■ YOUR INSTRUCTIONS ■
Reproduce this listing in full.

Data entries
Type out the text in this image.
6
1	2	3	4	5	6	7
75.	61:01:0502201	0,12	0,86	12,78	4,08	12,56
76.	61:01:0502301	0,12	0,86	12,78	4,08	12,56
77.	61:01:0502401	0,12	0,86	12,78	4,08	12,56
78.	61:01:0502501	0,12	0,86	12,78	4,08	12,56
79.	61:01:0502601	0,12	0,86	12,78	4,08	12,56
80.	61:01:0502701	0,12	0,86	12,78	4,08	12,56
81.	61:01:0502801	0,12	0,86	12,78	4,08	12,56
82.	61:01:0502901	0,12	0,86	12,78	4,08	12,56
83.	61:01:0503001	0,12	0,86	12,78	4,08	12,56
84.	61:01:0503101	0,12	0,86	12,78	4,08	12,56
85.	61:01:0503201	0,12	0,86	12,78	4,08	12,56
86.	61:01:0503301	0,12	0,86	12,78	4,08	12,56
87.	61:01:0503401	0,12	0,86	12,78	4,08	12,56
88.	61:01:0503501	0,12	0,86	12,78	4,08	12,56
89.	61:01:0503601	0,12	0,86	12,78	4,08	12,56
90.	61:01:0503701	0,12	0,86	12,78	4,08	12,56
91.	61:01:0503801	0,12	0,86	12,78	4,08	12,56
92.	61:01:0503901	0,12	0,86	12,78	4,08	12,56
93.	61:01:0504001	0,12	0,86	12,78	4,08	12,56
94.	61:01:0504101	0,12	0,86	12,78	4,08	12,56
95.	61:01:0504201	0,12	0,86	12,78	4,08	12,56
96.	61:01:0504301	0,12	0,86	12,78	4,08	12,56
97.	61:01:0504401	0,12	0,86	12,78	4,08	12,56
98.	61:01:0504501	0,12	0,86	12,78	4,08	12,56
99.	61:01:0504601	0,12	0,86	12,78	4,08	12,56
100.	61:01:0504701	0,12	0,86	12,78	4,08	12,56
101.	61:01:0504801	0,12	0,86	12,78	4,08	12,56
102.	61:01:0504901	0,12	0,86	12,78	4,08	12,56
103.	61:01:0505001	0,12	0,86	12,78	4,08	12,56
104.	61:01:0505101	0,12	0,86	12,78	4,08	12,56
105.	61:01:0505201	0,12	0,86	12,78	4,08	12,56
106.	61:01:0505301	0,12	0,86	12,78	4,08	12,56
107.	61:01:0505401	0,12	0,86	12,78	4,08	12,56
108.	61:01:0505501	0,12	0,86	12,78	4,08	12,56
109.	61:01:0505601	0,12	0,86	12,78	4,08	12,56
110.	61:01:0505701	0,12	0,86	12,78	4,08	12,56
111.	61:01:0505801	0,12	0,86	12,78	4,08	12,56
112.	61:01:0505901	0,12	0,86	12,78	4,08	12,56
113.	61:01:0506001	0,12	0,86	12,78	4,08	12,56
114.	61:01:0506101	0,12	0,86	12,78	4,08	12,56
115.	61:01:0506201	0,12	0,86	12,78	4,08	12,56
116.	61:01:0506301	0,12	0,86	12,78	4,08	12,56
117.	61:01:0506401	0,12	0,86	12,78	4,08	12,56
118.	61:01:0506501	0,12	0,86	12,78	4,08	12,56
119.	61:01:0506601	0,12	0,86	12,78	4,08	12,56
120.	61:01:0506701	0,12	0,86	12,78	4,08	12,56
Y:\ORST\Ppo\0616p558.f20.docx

■ EXPECTED OUTPUT ■
Type out the text in this image.
6
1	2	3	4	5	6	7
75.	61:01:0502201	0,12	0,86	12,78	4,08	12,56
76.	61:01:0502301	0,12	0,86	12,78	4,08	12,56
77.	61:01:0502401	0,12	0,86	12,78	4,08	12,56
78.	61:01:0502501	0,12	0,86	12,78	4,08	12,56
79.	61:01:0502601	0,12	0,86	12,78	4,08	12,56
80.	61:01:0502701	0,12	0,86	12,78	4,08	12,56
81.	61:01:0502801	0,12	0,86	12,78	4,08	12,56
82.	61:01:0502901	0,12	0,86	12,78	4,08	12,56
83.	61:01:0503001	0,12	0,86	12,78	4,08	12,56
84.	61:01:0503101	0,12	0,86	12,78	4,08	12,56
85.	61:01:0503201	0,12	0,86	12,78	4,08	12,56
86.	61:01:0503301	0,12	0,86	12,78	4,08	12,56
87.	61:01:0503401	0,12	0,86	12,78	4,08	12,56
88.	61:01:0503501	0,12	0,86	12,78	4,08	12,56
89.	61:01:0503601	0,12	0,86	12,78	4,08	12,56
90.	61:01:0503701	0,12	0,86	12,78	4,08	12,56
91.	61:01:0503801	0,12	0,86	12,78	4,08	12,56
92.	61:01:0503901	0,12	0,86	12,78	4,08	12,56
93.	61:01:0504001	0,12	0,86	12,78	4,08	12,56
94.	61:01:0504101	0,12	0,86	12,78	4,08	12,56
95.	61:01:0504201	0,12	0,86	12,78	4,08	12,56
96.	61:01:0504301	0,12	0,86	12,78	4,08	12,56
97.	61:01:0504401	0,12	0,86	12,78	4,08	12,56
98.	61:01:0504501	0,12	0,86	12,78	4,08	12,56
99.	61:01:0504601	0,12	0,86	12,78	4,08	12,56
100.	61:01:0504701	0,12	0,86	12,78	4,08	12,56
101.	61:01:0504801	0,12	0,86	12,78	4,08	12,56
102.	61:01:0504901	0,12	0,86	12,78	4,08	12,56
103.	61:01:0505001	0,12	0,86	12,78	4,08	12,56
104.	61:01:0505101	0,12	0,86	12,78	4,08	12,56
105.	61:01:0505201	0,12	0,86	12,78	4,08	12,56
106.	61:01:0505301	0,12	0,86	12,78	4,08	12,56
107.	61:01:0505401	0,12	0,86	12,78	4,08	12,56
108.	61:01:0505501	0,12	0,86	12,78	4,08	12,56
109.	61:01:0505601	0,12	0,86	12,78	4,08	12,56
110.	61:01:0505701	0,12	0,86	12,78	4,08	12,56
111.	61:01:0505801	0,12	0,86	12,78	4,08	12,56
112.	61:01:0505901	0,12	0,86	12,78	4,08	12,56
113.	61:01:0506001	0,12	0,86	12,78	4,08	12,56
114.	61:01:0506101	0,12	0,86	12,78	4,08	12,56
115.	61:01:0506201	0,12	0,86	12,78	4,08	12,56
116.	61:01:0506301	0,12	0,86	12,78	4,08	12,56
117.	61:01:0506401	0,12	0,86	12,78	4,08	12,56
118.	61:01:0506501	0,12	0,86	12,78	4,08	12,56
119.	61:01:0506601	0,12	0,86	12,78	4,08	12,56
120.	61:01:0506701	0,12	0,86	12,78	4,08	12,56
Y:\ORST\Ppo\0616p558.f20.docx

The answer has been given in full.